--- Start of Source ---

That was a bit of pain I will admit. It did seem like the universe was conspiring against this project.

But, as I don't actually believe that, I eventually returned to it.

So, I decided to try and build a tower.

Now for some reason, I'd become confused (not helped by the fact I'd lost the pdf in the hard-drive disaster and didn't re-download it for a while, while simultaneously not bothering to check my tatty old paper copy of B2 - but the problem must have started earlier, I just took ages to correct it). I thought the tower I decided I would make - the Bailiff Tower - was this structure:


Structure 8 - a 30' square crenelated structure

I read the description of the Bailiff Tower - 30' square, four storeys, battlements; I looked at the map at structure 8 - 30' square, battlements, connected to defensive walls at east side, big doors in south wall. All good.

What I didn't realise was that I had applied description 6 (Bailiff's Tower) to structure 8 (the Smithy), and I was actually embarking on building this structure:

Structure 6 - the Bailiff's Tower

Same floorplan, same crenelations, just different connections to the walls and different doors (also the Smithy is only 2 storeys, but as I was building the structure from description 6 that lists 4 storeys, that wasn't a worry). Not a problem, once I realised my mistake, which came later in the planning process than it should have done. But it was at least before I got round to cutting anything, so no harm, no foul I suppose.

--- End of Source ---

- **Exercise set**:
**a.** Using the account of building the Bailiff Tower, answer each question in one line:
(i) What was lost in the hard-drive disaster?
(ii) Which description was mistakenly applied to structure 8?
(iii) How many storeys does the Smithy have?
**b.** Extend the account of building the Bailiff Tower, picking up after its final sentence.

--- Start of Information shown ---

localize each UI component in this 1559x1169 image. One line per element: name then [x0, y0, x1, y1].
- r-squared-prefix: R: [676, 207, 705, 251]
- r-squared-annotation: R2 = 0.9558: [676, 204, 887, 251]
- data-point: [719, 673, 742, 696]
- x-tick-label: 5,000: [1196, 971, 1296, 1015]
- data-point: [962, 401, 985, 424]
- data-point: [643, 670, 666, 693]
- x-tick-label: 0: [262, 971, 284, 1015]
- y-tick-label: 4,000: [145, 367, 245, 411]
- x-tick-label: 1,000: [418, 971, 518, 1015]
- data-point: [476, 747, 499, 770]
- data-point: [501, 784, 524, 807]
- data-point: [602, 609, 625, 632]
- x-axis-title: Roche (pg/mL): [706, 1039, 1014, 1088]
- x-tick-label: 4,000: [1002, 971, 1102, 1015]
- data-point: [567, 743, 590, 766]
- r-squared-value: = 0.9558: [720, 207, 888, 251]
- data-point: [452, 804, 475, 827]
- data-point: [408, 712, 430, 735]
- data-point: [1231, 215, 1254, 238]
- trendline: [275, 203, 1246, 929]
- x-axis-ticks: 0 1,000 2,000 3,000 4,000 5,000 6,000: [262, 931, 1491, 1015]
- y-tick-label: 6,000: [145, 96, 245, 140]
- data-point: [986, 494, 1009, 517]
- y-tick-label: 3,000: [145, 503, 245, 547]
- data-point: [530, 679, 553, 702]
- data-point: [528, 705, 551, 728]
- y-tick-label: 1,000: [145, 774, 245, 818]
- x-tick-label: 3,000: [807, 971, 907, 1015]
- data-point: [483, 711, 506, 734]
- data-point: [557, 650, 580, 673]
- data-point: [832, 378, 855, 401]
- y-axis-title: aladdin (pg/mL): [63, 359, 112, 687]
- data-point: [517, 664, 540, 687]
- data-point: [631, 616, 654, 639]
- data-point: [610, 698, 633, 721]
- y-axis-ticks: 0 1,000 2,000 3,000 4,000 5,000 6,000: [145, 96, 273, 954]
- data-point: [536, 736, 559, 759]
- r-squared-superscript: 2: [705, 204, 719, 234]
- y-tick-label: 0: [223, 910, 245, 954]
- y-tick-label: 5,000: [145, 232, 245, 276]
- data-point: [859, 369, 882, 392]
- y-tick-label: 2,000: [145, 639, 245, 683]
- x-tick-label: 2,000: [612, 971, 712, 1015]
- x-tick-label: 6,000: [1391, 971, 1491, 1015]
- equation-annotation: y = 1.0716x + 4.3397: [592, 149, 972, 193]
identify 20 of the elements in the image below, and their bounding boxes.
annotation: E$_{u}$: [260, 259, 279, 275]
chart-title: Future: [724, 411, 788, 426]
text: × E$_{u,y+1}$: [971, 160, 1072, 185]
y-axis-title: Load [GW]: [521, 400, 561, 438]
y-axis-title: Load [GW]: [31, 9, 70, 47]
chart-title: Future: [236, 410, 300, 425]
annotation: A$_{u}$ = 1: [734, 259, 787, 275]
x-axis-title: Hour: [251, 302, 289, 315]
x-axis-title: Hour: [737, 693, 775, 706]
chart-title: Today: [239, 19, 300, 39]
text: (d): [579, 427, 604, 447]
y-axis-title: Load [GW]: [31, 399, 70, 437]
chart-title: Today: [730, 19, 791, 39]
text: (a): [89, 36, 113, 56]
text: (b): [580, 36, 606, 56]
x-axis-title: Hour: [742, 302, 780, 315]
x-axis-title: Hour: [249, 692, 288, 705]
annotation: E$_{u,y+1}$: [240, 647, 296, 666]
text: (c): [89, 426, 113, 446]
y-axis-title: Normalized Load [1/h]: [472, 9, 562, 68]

--- End of Information shown ---

- **Responses to the tasks**:
**a.**
(i) The pdf (of B2).
(ii) Description 6, the Bailiff's Tower.
(iii) Two storeys.

**b.**
The parameters of the problem gradually revealed themselves to me when I started looking in detail at what the Tower was. There are two walls which connect to it; these, unlike in most of the towers on the circuit of walls, are not marked with doors. Conversely, the Bailiff Tower is not joined directly to the battlements the way some others are, so it isn't the same height as the walkway. This, quite frankly, must be a mistake; I can't see how it is not. The idea that the only entrance/exit to this tower is on the ground floor in the Outer Bailey, and that the tower itself is a massive block on moving troops around the walls, doesn't make any sense to me. There must be access from the walkways to the tower somehow. In defence of this thesis, the illustration from the back of the module bears this out, somewhat:


Original illustration by Erol Otus, (c) TSR/Wizards of the Coast


This illustration clearly shows the Bailiff's Tower protruding above the level of the walls to a considerable degree. But it makes no sense that it blocks access around the circuit of the curtain-walls (so, by my reckoning, there must be doors in the north and west faces of the tower leading to the walkways along the walls).

The question that arises first is 'where do the walls connect?'

The answer is - not surprisingly, perhaps - slightly complex. The information in the module is written for gaming purposes, it's not an architectural brief. The drawing is illustrative of the 'feel' of the Keep and is not necessarily strictly accurate (though honestly it's pretty good where I have checked details against the text). The height of the walls is not given anywhere in the description of the Keep that I've found, but I've extrapolated a height of 20' to the walkway, mostly from the description of the gate-towers at the Keep's entrance. These are listed as both "30' high with battlements" - by which I take it is meant "35' high including battlements" - and all also as having "three floors" - which I take to mean, apart from the ground floor, two more internal rooms, and then the fighting-platform on top (an easily-extrapolatable 10'=one storey rule seems to pertain here). These 'flanking towers' are described as being either side of a 'gatehouse' which is 20' tall.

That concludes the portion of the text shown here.